- **Exercise objective**: Give every entry again, word for word and in full.

- **Supplied records**:
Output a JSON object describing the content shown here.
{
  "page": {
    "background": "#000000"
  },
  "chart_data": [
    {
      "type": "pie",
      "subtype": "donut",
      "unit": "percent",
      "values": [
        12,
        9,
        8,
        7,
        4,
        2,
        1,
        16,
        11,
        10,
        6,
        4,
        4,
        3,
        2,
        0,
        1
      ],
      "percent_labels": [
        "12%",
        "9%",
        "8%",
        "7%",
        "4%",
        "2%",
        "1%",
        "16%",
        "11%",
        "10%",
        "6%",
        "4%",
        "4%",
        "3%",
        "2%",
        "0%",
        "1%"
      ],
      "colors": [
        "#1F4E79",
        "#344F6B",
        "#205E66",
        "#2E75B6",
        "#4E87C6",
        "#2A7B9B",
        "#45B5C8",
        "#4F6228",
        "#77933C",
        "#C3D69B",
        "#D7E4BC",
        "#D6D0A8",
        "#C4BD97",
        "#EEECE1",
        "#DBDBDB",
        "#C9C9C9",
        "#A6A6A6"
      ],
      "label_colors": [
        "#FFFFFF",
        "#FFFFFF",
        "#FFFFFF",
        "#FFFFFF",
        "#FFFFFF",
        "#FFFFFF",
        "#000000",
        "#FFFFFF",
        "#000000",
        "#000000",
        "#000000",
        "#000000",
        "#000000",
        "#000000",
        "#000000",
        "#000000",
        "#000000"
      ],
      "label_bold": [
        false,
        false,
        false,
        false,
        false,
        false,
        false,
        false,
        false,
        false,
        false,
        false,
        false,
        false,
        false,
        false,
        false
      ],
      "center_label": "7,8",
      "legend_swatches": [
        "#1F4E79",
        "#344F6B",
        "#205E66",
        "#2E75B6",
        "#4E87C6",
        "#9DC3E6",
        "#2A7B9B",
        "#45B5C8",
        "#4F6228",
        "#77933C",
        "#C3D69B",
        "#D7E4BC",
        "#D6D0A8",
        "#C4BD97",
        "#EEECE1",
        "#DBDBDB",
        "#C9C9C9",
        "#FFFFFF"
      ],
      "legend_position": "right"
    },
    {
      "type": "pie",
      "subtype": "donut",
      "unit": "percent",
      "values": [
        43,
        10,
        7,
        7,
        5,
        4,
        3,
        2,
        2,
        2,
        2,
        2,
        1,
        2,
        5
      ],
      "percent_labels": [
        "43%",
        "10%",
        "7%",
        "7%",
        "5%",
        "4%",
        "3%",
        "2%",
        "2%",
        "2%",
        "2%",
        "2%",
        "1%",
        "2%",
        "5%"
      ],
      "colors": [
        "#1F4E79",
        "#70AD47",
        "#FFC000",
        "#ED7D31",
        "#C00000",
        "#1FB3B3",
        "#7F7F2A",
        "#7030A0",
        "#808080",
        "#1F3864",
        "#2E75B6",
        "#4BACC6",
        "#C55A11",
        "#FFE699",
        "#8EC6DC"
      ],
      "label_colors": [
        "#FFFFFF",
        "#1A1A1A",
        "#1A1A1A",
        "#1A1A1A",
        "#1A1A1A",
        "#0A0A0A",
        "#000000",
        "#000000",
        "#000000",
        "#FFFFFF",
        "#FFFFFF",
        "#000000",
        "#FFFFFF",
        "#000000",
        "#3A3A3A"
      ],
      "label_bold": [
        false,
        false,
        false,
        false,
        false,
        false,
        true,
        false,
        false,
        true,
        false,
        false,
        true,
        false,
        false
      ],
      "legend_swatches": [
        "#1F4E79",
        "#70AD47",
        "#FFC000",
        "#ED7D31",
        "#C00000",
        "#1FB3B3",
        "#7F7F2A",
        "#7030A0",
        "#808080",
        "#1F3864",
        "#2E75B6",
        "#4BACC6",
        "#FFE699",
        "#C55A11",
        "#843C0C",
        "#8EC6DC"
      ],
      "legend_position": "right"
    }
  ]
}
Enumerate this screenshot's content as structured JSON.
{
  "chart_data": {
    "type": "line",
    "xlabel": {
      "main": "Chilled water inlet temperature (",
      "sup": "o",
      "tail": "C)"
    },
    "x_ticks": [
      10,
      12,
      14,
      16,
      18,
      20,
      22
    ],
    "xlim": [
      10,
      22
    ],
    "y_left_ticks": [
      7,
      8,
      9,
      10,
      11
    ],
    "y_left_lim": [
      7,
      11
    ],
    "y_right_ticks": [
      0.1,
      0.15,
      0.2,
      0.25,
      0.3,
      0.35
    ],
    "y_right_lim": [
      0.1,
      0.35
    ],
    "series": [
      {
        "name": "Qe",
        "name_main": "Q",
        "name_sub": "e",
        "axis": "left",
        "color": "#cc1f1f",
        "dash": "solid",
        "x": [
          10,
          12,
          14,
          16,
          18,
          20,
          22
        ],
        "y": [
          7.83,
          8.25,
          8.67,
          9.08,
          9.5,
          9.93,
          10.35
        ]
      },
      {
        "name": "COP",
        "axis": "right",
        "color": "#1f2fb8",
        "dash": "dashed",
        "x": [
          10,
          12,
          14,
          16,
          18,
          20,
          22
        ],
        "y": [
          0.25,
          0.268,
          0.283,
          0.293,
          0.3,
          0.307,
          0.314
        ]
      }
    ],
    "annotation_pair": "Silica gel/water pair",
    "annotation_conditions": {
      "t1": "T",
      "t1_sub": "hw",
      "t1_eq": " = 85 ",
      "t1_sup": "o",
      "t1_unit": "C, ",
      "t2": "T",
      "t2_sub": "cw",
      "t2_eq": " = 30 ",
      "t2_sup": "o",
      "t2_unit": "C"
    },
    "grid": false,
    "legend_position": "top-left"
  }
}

- **Response to this exercise**:
Output a JSON object describing the content shown here.
{
  "page": {
    "background": "#000000"
  },
  "chart_data": [
    {
      "type": "pie",
      "subtype": "donut",
      "unit": "percent",
      "values": [
        12,
        9,
        8,
        7,
        4,
        2,
        1,
        16,
        11,
        10,
        6,
        4,
        4,
        3,
        2,
        0,
        1
      ],
      "percent_labels": [
        "12%",
        "9%",
        "8%",
        "7%",
        "4%",
        "2%",
        "1%",
        "16%",
        "11%",
        "10%",
        "6%",
        "4%",
        "4%",
        "3%",
        "2%",
        "0%",
        "1%"
      ],
      "colors": [
        "#1F4E79",
        "#344F6B",
        "#205E66",
        "#2E75B6",
        "#4E87C6",
        "#2A7B9B",
        "#45B5C8",
        "#4F6228",
        "#77933C",
        "#C3D69B",
        "#D7E4BC",
        "#D6D0A8",
        "#C4BD97",
        "#EEECE1",
        "#DBDBDB",
        "#C9C9C9",
        "#A6A6A6"
      ],
      "label_colors": [
        "#FFFFFF",
        "#FFFFFF",
        "#FFFFFF",
        "#FFFFFF",
        "#FFFFFF",
        "#FFFFFF",
        "#000000",
        "#FFFFFF",
        "#000000",
        "#000000",
        "#000000",
        "#000000",
        "#000000",
        "#000000",
        "#000000",
        "#000000",
        "#000000"
      ],
      "label_bold": [
        false,
        false,
        false,
        false,
        false,
        false,
        false,
        false,
        false,
        false,
        false,
        false,
        false,
        false,
        false,
        false,
        false
      ],
      "center_label": "7,8",
      "legend_swatches": [
        "#1F4E79",
        "#344F6B",
        "#205E66",
        "#2E75B6",
        "#4E87C6",
        "#9DC3E6",
        "#2A7B9B",
        "#45B5C8",
        "#4F6228",
        "#77933C",
        "#C3D69B",
        "#D7E4BC",
        "#D6D0A8",
        "#C4BD97",
        "#EEECE1",
        "#DBDBDB",
        "#C9C9C9",
        "#FFFFFF"
      ],
      "legend_position": "right"
    },
    {
      "type": "pie",
      "subtype": "donut",
      "unit": "percent",
      "values": [
        43,
        10,
        7,
        7,
        5,
        4,
        3,
        2,
        2,
        2,
        2,
        2,
        1,
        2,
        5
      ],
      "percent_labels": [
        "43%",
        "10%",
        "7%",
        "7%",
        "5%",
        "4%",
        "3%",
        "2%",
        "2%",
        "2%",
        "2%",
        "2%",
        "1%",
        "2%",
        "5%"
      ],
      "colors": [
        "#1F4E79",
        "#70AD47",
        "#FFC000",
        "#ED7D31",
        "#C00000",
        "#1FB3B3",
        "#7F7F2A",
        "#7030A0",
        "#808080",
        "#1F3864",
        "#2E75B6",
        "#4BACC6",
        "#C55A11",
        "#FFE699",
        "#8EC6DC"
      ],
      "label_colors": [
        "#FFFFFF",
        "#1A1A1A",
        "#1A1A1A",
        "#1A1A1A",
        "#1A1A1A",
        "#0A0A0A",
        "#000000",
        "#000000",
        "#000000",
        "#FFFFFF",
        "#FFFFFF",
        "#000000",
        "#FFFFFF",
        "#000000",
        "#3A3A3A"
      ],
      "label_bold": [
        false,
        false,
        false,
        false,
        false,
        false,
        true,
        false,
        false,
        true,
        false,
        false,
        true,
        false,
        false
      ],
      "legend_swatches": [
        "#1F4E79",
        "#70AD47",
        "#FFC000",
        "#ED7D31",
        "#C00000",
        "#1FB3B3",
        "#7F7F2A",
        "#7030A0",
        "#808080",
        "#1F3864",
        "#2E75B6",
        "#4BACC6",
        "#FFE699",
        "#C55A11",
        "#843C0C",
        "#8EC6DC"
      ],
      "legend_position": "right"
    }
  ]
}
Enumerate this screenshot's content as structured JSON.
{
  "chart_data": {
    "type": "line",
    "xlabel": {
      "main": "Chilled water inlet temperature (",
      "sup": "o",
      "tail": "C)"
    },
    "x_ticks": [
      10,
      12,
      14,
      16,
      18,
      20,
      22
    ],
    "xlim": [
      10,
      22
    ],
    "y_left_ticks": [
      7,
      8,
      9,
      10,
      11
    ],
    "y_left_lim": [
      7,
      11
    ],
    "y_right_ticks": [
      0.1,
      0.15,
      0.2,
      0.25,
      0.3,
      0.35
    ],
    "y_right_lim": [
      0.1,
      0.35
    ],
    "series": [
      {
        "name": "Qe",
        "name_main": "Q",
        "name_sub": "e",
        "axis": "left",
        "color": "#cc1f1f",
        "dash": "solid",
        "x": [
          10,
          12,
          14,
          16,
          18,
          20,
          22
        ],
        "y": [
          7.83,
          8.25,
          8.67,
          9.08,
          9.5,
          9.93,
          10.35
        ]
      },
      {
        "name": "COP",
        "axis": "right",
        "color": "#1f2fb8",
        "dash": "dashed",
        "x": [
          10,
          12,
          14,
          16,
          18,
          20,
          22
        ],
        "y": [
          0.25,
          0.268,
          0.283,
          0.293,
          0.3,
          0.307,
          0.314
        ]
      }
    ],
    "annotation_pair": "Silica gel/water pair",
    "annotation_conditions": {
      "t1": "T",
      "t1_sub": "hw",
      "t1_eq": " = 85 ",
      "t1_sup": "o",
      "t1_unit": "C, ",
      "t2": "T",
      "t2_sub": "cw",
      "t2_eq": " = 30 ",
      "t2_sup": "o",
      "t2_unit": "C"
    },
    "grid": false,
    "legend_position": "top-left"
  }
}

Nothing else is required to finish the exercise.